Work task: Select every line below containing the word "Size".

(Records from a data source)
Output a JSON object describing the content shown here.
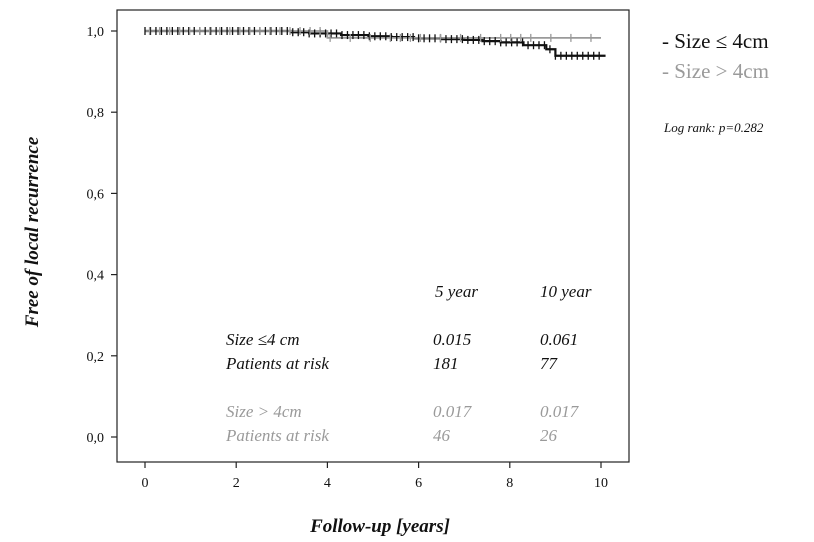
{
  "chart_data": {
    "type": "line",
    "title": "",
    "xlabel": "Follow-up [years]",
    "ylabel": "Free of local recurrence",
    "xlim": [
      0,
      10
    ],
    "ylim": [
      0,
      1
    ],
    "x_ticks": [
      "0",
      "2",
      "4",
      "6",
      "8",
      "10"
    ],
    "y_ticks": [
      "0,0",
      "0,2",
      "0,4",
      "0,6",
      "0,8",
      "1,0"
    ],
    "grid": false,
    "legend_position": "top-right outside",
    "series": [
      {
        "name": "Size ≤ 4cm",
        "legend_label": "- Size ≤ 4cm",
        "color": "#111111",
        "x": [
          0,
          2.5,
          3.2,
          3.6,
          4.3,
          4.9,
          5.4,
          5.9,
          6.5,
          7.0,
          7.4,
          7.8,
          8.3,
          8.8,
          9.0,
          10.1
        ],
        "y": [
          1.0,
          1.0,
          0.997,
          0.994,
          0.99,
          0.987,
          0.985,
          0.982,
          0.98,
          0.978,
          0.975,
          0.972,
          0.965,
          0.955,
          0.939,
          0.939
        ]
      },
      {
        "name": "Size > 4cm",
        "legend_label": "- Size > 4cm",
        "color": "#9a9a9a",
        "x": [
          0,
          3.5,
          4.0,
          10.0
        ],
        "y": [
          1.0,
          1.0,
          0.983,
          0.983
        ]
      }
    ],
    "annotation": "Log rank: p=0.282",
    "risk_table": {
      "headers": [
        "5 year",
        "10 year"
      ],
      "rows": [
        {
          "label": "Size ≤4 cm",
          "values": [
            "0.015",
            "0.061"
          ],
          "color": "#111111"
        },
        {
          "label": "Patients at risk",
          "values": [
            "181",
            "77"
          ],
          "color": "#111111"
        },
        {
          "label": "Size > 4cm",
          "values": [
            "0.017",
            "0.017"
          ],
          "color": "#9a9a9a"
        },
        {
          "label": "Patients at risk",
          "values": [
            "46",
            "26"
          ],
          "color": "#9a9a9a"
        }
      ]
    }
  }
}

==

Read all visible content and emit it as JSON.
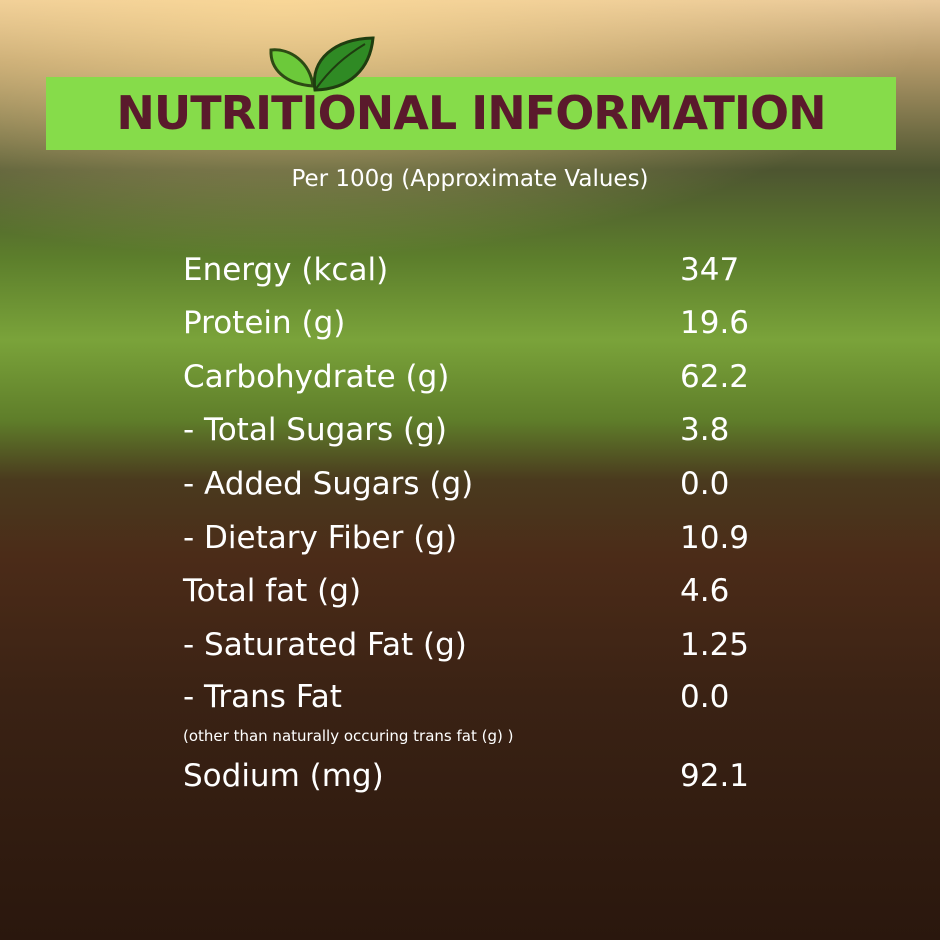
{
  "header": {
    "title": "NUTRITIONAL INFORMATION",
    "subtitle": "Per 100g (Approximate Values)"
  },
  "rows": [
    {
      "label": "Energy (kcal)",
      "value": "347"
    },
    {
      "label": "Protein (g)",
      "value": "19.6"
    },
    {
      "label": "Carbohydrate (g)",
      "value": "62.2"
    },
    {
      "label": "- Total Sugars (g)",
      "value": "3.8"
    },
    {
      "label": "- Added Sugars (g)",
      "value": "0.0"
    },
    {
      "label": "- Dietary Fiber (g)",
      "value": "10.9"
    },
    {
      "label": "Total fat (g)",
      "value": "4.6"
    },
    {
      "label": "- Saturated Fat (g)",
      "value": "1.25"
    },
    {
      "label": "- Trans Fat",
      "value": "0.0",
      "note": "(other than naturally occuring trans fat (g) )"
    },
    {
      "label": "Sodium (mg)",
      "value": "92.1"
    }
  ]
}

--

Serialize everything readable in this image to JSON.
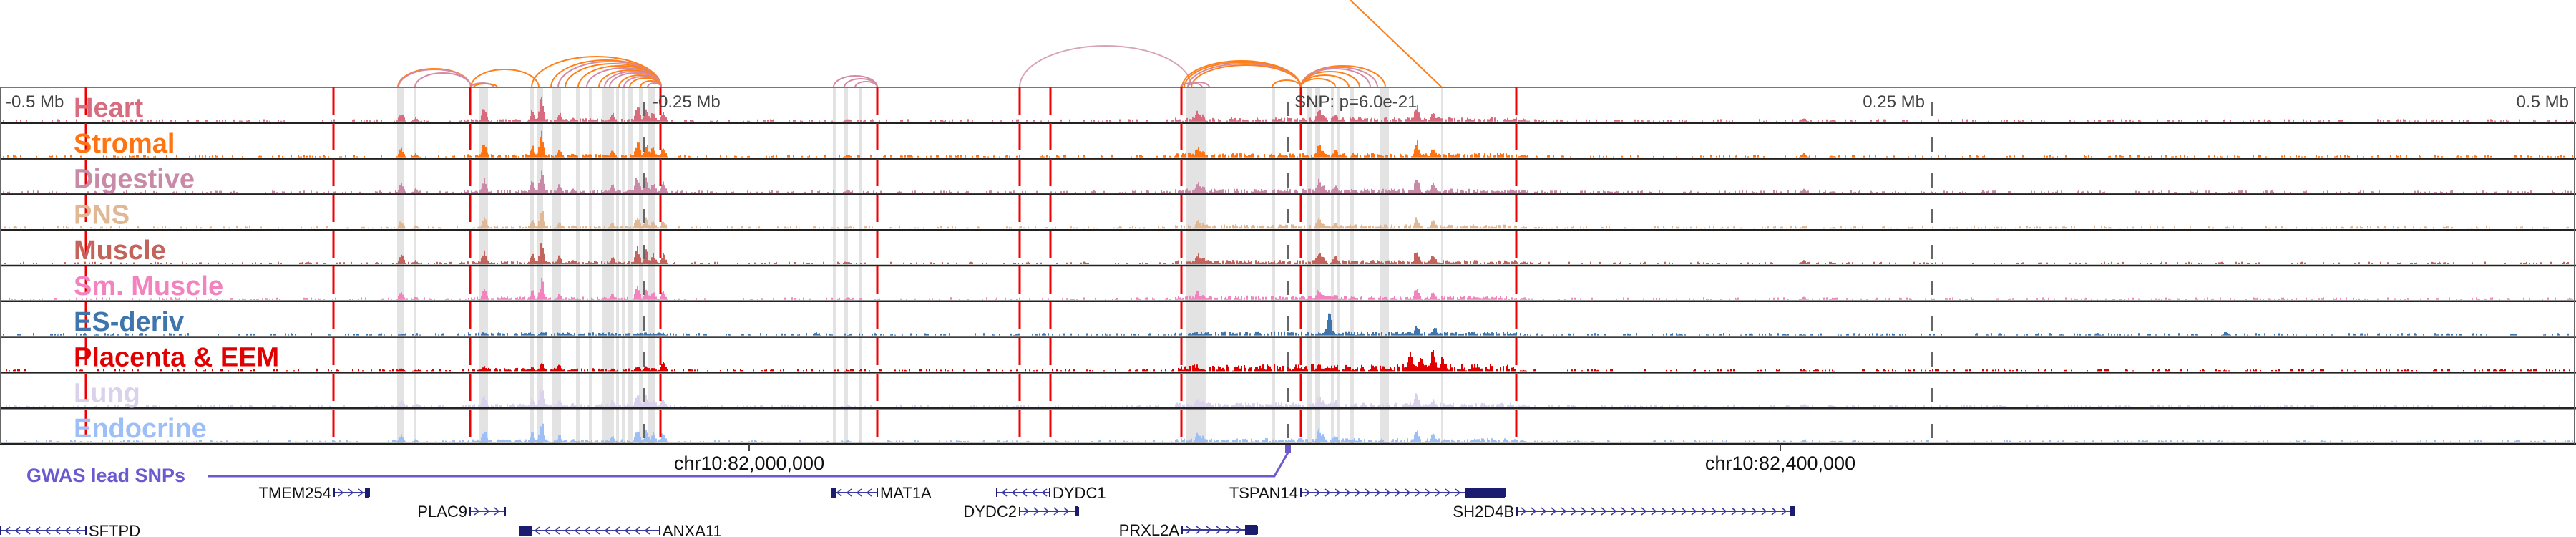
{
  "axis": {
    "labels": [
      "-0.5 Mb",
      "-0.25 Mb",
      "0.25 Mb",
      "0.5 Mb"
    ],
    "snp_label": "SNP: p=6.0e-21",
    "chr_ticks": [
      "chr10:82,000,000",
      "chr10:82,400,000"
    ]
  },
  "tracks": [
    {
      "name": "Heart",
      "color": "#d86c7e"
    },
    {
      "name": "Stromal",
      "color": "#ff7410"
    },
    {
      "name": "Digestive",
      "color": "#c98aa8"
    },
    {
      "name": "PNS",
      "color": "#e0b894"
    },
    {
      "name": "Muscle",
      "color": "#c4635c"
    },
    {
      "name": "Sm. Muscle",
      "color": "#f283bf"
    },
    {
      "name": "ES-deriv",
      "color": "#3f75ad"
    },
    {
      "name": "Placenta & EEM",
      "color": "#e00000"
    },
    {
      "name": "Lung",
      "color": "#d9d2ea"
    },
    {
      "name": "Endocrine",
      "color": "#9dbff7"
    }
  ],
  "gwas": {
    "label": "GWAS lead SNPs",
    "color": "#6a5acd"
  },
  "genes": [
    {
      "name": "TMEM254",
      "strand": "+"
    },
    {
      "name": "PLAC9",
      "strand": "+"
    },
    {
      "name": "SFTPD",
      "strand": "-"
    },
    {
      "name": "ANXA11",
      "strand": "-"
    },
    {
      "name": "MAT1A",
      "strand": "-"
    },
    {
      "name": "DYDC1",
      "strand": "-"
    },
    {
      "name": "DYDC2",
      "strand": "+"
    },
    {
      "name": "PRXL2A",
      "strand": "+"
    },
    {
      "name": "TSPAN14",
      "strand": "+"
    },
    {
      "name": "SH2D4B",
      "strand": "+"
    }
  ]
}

Task solution:
        "name": "Size ≤ 4cm",
        "legend_label": "- Size ≤ 4cm",
        "name": "Size > 4cm",
        "legend_label": "- Size > 4cm",
          "label": "Size ≤4 cm",
          "label": "Size > 4cm",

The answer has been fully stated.